▸ **AIM**: Please find all lines in the data that hold the string "points" and copy them.

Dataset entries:
-*-*-

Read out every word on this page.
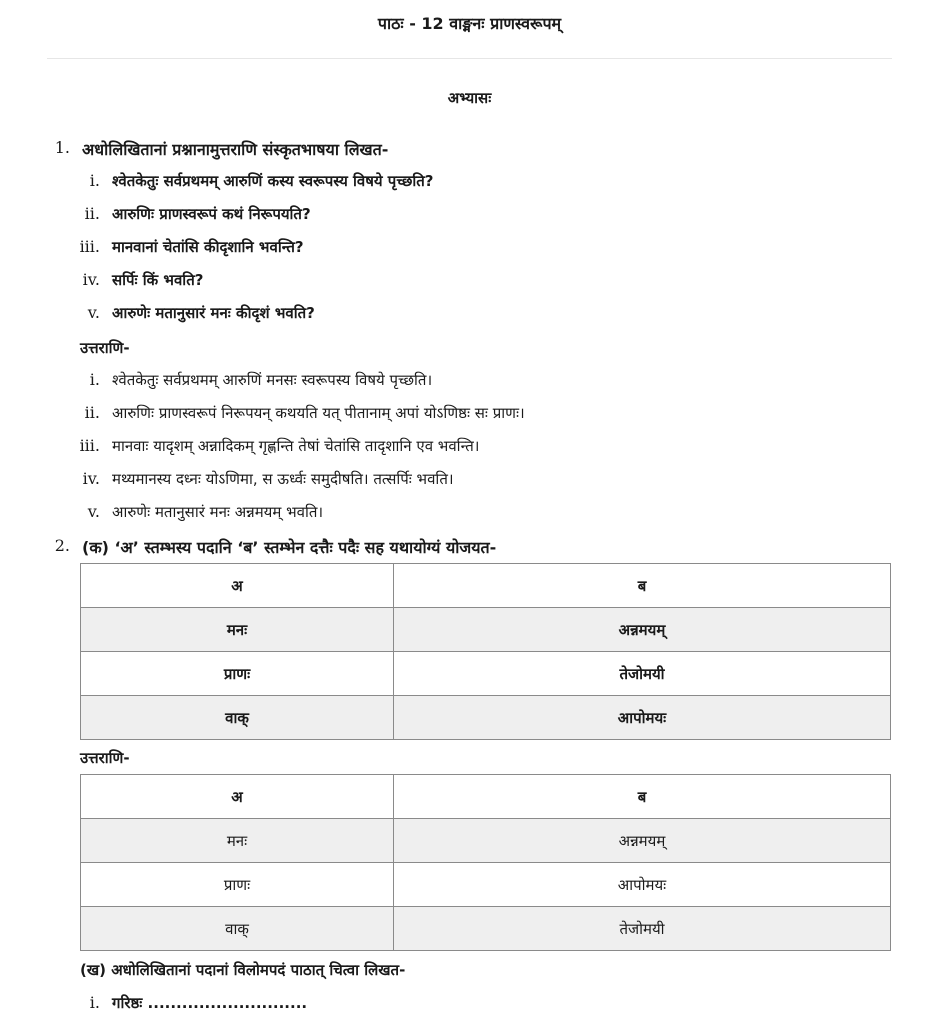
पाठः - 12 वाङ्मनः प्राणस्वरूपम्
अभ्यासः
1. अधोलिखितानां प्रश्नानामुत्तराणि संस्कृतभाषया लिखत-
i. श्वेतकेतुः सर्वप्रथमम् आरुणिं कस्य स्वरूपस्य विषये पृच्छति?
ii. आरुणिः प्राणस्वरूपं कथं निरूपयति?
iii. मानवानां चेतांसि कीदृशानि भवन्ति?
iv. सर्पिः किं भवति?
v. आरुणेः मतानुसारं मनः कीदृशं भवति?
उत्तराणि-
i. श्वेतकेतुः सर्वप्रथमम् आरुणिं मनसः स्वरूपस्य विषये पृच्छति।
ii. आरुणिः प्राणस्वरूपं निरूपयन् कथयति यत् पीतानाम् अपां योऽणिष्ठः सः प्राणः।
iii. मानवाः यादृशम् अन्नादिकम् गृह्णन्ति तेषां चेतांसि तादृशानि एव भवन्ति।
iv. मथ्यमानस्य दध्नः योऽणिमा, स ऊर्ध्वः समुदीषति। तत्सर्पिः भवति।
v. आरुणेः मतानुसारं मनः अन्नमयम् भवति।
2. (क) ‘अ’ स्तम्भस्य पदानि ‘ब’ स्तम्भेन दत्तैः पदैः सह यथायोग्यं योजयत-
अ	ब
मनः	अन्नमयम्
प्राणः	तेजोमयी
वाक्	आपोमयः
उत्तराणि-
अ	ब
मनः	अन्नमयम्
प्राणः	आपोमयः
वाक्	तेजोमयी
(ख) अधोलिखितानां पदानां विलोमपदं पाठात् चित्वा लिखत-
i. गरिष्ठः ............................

-*-*-

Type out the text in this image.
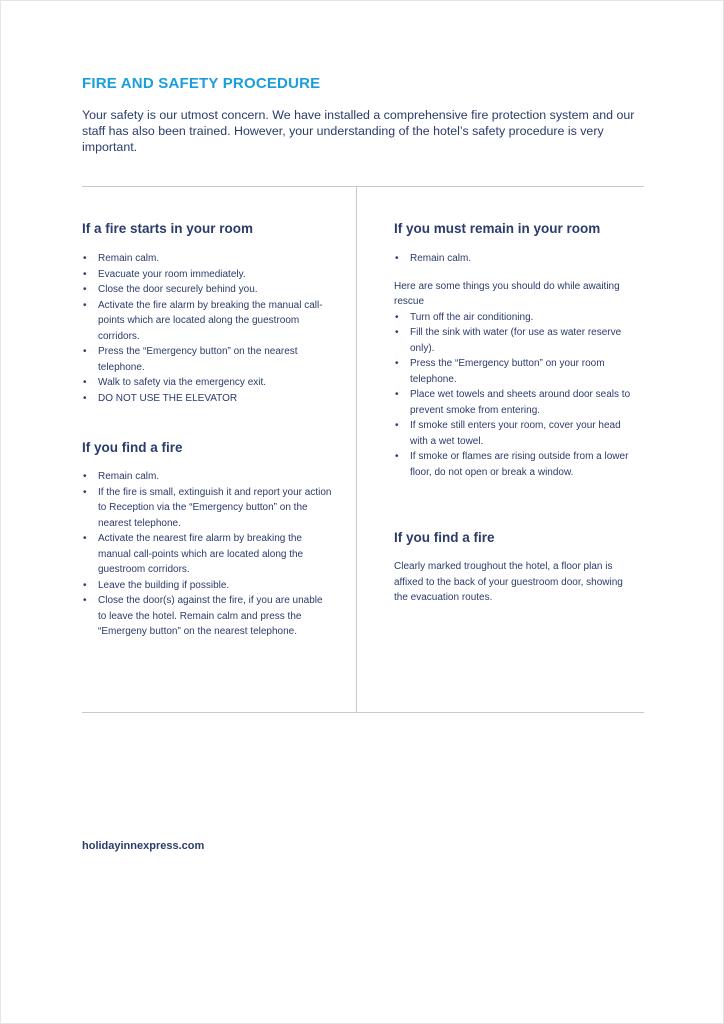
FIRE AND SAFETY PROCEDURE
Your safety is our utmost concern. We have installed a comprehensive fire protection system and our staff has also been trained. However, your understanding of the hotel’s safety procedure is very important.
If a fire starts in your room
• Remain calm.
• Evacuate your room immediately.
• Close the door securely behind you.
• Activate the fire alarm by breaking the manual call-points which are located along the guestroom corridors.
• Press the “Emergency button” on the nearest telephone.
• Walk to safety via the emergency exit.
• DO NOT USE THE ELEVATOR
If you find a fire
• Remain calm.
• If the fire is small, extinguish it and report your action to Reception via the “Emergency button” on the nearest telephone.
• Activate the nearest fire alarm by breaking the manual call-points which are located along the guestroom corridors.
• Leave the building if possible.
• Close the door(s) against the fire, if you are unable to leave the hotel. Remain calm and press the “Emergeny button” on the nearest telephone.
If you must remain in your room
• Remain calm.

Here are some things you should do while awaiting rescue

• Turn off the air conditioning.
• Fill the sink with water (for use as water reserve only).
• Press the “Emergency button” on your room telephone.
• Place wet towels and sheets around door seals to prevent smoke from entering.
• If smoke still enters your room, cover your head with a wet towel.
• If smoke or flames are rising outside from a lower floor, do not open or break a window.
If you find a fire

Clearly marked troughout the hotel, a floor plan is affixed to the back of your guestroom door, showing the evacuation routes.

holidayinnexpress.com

-*-*-

▸ **THE RESPONSE**:
• Activate the fire alarm by breaking the manual call-points which are located along the guestroom corridors.
• Activate the nearest fire alarm by breaking the manual call-points which are located along the guestroom corridors.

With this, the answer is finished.